Stored records -
-- START --

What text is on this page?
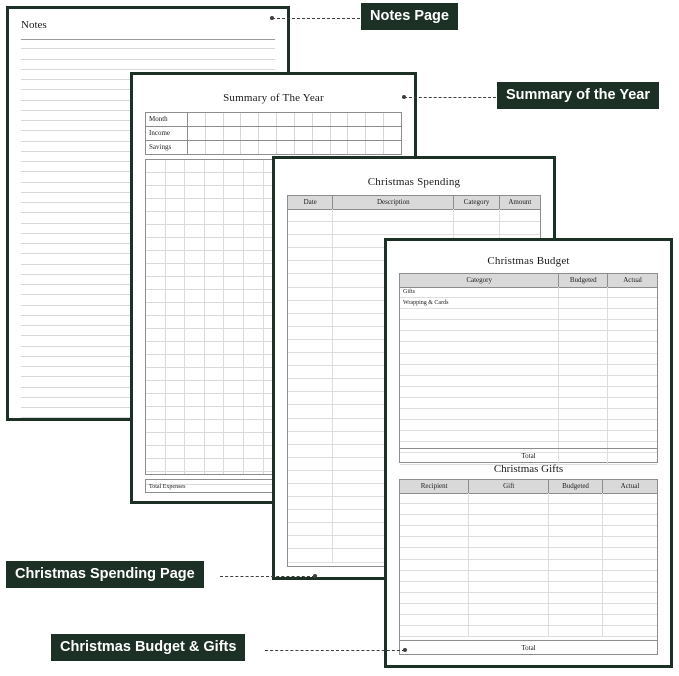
Notes
Summary of The Year
Month
Income
Savings
Total Expenses
Christmas Spending
Date	Description	Category	Amount
Christmas Budget
Category	Budgeted	Actual
Gifts
Wrapping & Cards
Total
Christmas Gifts
Recipient	Gift	Budgeted	Actual
Total
Notes Page
Summary of the Year
Christmas Spending Page
Christmas Budget & Gifts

-- END --

Given task - How many lines in the listing above contain the string "Year"? Answer with the number only.

Result of this task - 2